## [REQUEST]
Reproduce all of the data below without alteration; exclude every picture.

## [SUPPLIED DATA]
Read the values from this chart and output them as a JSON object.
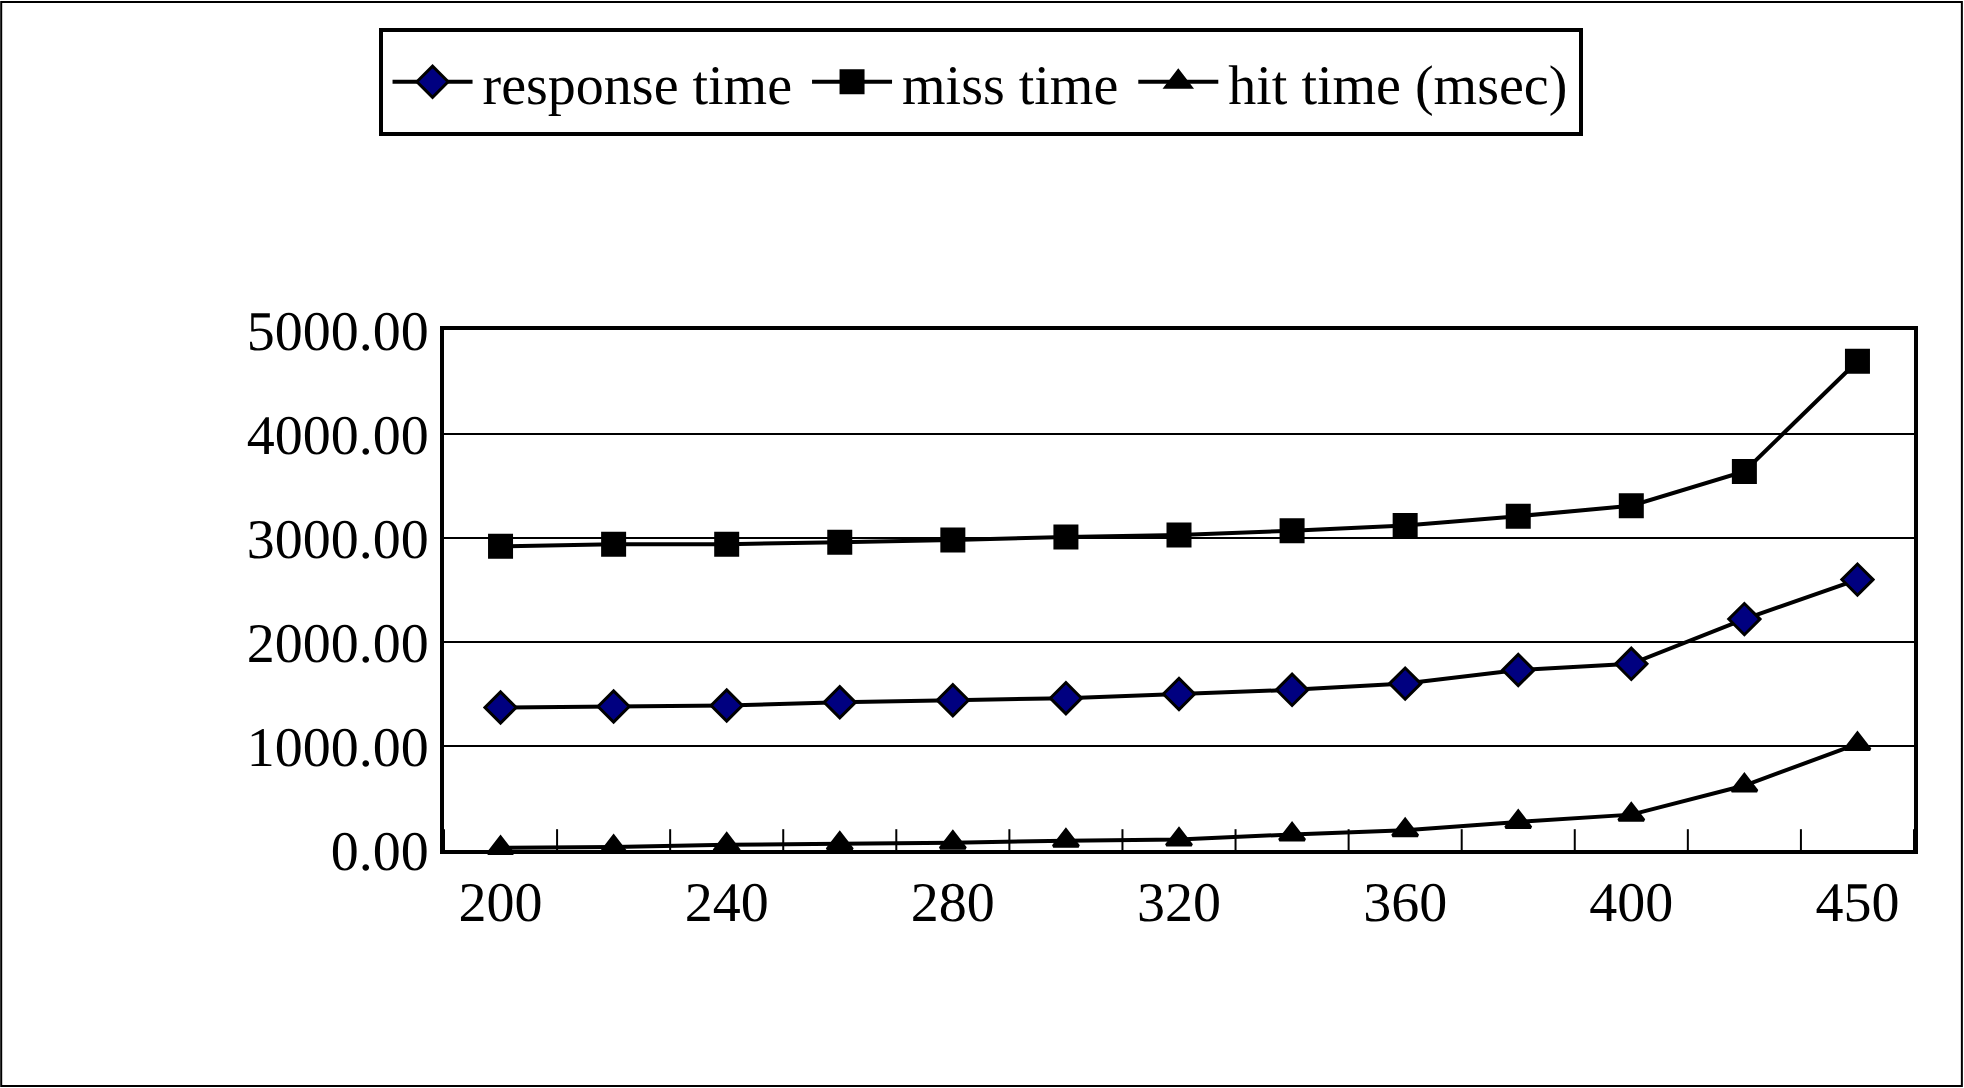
{
  "chart_data": {
    "type": "line",
    "categories": [
      "200",
      null,
      "240",
      null,
      "280",
      null,
      "320",
      null,
      "360",
      null,
      "400",
      null,
      "450"
    ],
    "series": [
      {
        "name": "response time",
        "color": "#000000",
        "marker": "diamond",
        "values": [
          1370,
          1380,
          1390,
          1420,
          1440,
          1460,
          1500,
          1540,
          1600,
          1730,
          1790,
          2220,
          2600
        ]
      },
      {
        "name": "miss time",
        "color": "#000000",
        "marker": "square",
        "values": [
          2920,
          2940,
          2940,
          2960,
          2980,
          3010,
          3030,
          3070,
          3120,
          3210,
          3310,
          3640,
          4700
        ]
      },
      {
        "name": "hit time (msec)",
        "color": "#000000",
        "marker": "triangle",
        "values": [
          20,
          30,
          50,
          60,
          70,
          90,
          100,
          150,
          190,
          270,
          340,
          620,
          1020
        ]
      }
    ],
    "ylim": [
      0,
      5000
    ],
    "yticks": [
      {
        "value": 0,
        "label": "0.00"
      },
      {
        "value": 1000,
        "label": "1000.00"
      },
      {
        "value": 2000,
        "label": "2000.00"
      },
      {
        "value": 3000,
        "label": "3000.00"
      },
      {
        "value": 4000,
        "label": "4000.00"
      },
      {
        "value": 5000,
        "label": "5000.00"
      }
    ],
    "grid": "y",
    "legend": "top",
    "line_style": "solid"
  }
}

## [WRITTEN RESPONSE]
Read the values from this chart and output them as a JSON object.
{
  "chart_data": {
    "type": "line",
    "categories": [
      "200",
      null,
      "240",
      null,
      "280",
      null,
      "320",
      null,
      "360",
      null,
      "400",
      null,
      "450"
    ],
    "series": [
      {
        "name": "response time",
        "color": "#000000",
        "marker": "diamond",
        "values": [
          1370,
          1380,
          1390,
          1420,
          1440,
          1460,
          1500,
          1540,
          1600,
          1730,
          1790,
          2220,
          2600
        ]
      },
      {
        "name": "miss time",
        "color": "#000000",
        "marker": "square",
        "values": [
          2920,
          2940,
          2940,
          2960,
          2980,
          3010,
          3030,
          3070,
          3120,
          3210,
          3310,
          3640,
          4700
        ]
      },
      {
        "name": "hit time (msec)",
        "color": "#000000",
        "marker": "triangle",
        "values": [
          20,
          30,
          50,
          60,
          70,
          90,
          100,
          150,
          190,
          270,
          340,
          620,
          1020
        ]
      }
    ],
    "ylim": [
      0,
      5000
    ],
    "yticks": [
      {
        "value": 0,
        "label": "0.00"
      },
      {
        "value": 1000,
        "label": "1000.00"
      },
      {
        "value": 2000,
        "label": "2000.00"
      },
      {
        "value": 3000,
        "label": "3000.00"
      },
      {
        "value": 4000,
        "label": "4000.00"
      },
      {
        "value": 5000,
        "label": "5000.00"
      }
    ],
    "grid": "y",
    "legend": "top",
    "line_style": "solid"
  }
}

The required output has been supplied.